### Set exercise
Reproduce the records below line for line without changing anything, and leave the pictures out of your answer.

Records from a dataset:
================
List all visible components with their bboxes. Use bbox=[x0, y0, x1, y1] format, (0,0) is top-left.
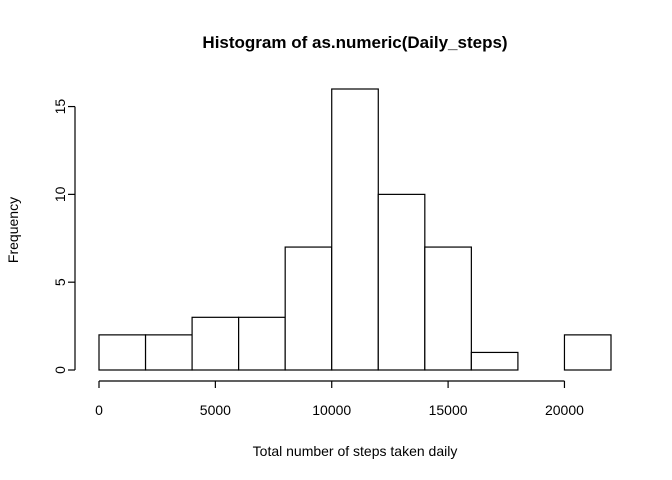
histogram-bar-2 bbox=[192, 317, 239, 370]
y-axis-label: Frequency bbox=[5, 197, 21, 263]
chart-title: Histogram of as.numeric(Daily_steps) bbox=[202, 33, 507, 52]
y-tick-label-2: 10 bbox=[52, 186, 68, 202]
x-tick-label-1: 5000 bbox=[200, 402, 231, 418]
y-tick-label-0: 0 bbox=[52, 366, 68, 374]
bars-group bbox=[99, 89, 611, 370]
x-tick-label-3: 15000 bbox=[429, 402, 468, 418]
y-tick-label-3: 15 bbox=[52, 99, 68, 115]
histogram-bar-7 bbox=[425, 247, 472, 370]
histogram-bar-10 bbox=[564, 335, 611, 370]
x-axis: 0 5000 10000 15000 20000 bbox=[95, 381, 584, 418]
x-tick-label-2: 10000 bbox=[312, 402, 351, 418]
histogram-bar-0 bbox=[99, 335, 146, 370]
histogram-bar-5 bbox=[332, 89, 379, 370]
x-tick-label-4: 20000 bbox=[545, 402, 584, 418]
histogram-bar-3 bbox=[239, 317, 286, 370]
y-axis: 0 5 10 15 bbox=[52, 99, 75, 374]
histogram-bar-4 bbox=[285, 247, 332, 370]
histogram-bar-1 bbox=[146, 335, 193, 370]
histogram-bar-6 bbox=[378, 194, 425, 370]
x-tick-label-0: 0 bbox=[95, 402, 103, 418]
y-tick-label-1: 5 bbox=[52, 278, 68, 286]
x-axis-label: Total number of steps taken daily bbox=[253, 443, 458, 459]
histogram-bar-8 bbox=[471, 352, 518, 370]
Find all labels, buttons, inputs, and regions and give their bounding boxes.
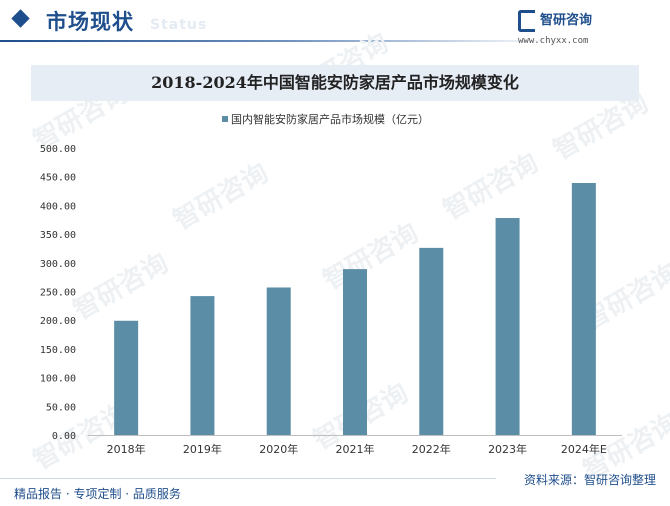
================
### The response
List all visible components with their bboxes. Use bbox=[x0, y0, x1, y1] format, (0,0) is top-left.
histogram-bar-2 bbox=[192, 317, 239, 370]
y-axis-label: Frequency bbox=[5, 197, 21, 263]
chart-title: Histogram of as.numeric(Daily_steps) bbox=[202, 33, 507, 52]
y-tick-label-2: 10 bbox=[52, 186, 68, 202]
x-tick-label-1: 5000 bbox=[200, 402, 231, 418]
y-tick-label-0: 0 bbox=[52, 366, 68, 374]
bars-group bbox=[99, 89, 611, 370]
x-tick-label-3: 15000 bbox=[429, 402, 468, 418]
y-tick-label-3: 15 bbox=[52, 99, 68, 115]
histogram-bar-7 bbox=[425, 247, 472, 370]
histogram-bar-10 bbox=[564, 335, 611, 370]
x-axis: 0 5000 10000 15000 20000 bbox=[95, 381, 584, 418]
x-tick-label-2: 10000 bbox=[312, 402, 351, 418]
histogram-bar-0 bbox=[99, 335, 146, 370]
histogram-bar-5 bbox=[332, 89, 379, 370]
x-tick-label-4: 20000 bbox=[545, 402, 584, 418]
histogram-bar-3 bbox=[239, 317, 286, 370]
y-axis: 0 5 10 15 bbox=[52, 99, 75, 374]
histogram-bar-4 bbox=[285, 247, 332, 370]
histogram-bar-1 bbox=[146, 335, 193, 370]
histogram-bar-6 bbox=[378, 194, 425, 370]
x-tick-label-0: 0 bbox=[95, 402, 103, 418]
y-tick-label-1: 5 bbox=[52, 278, 68, 286]
x-axis-label: Total number of steps taken daily bbox=[253, 443, 458, 459]
histogram-bar-8 bbox=[471, 352, 518, 370]
Find all labels, buttons, inputs, and regions and give their bounding boxes.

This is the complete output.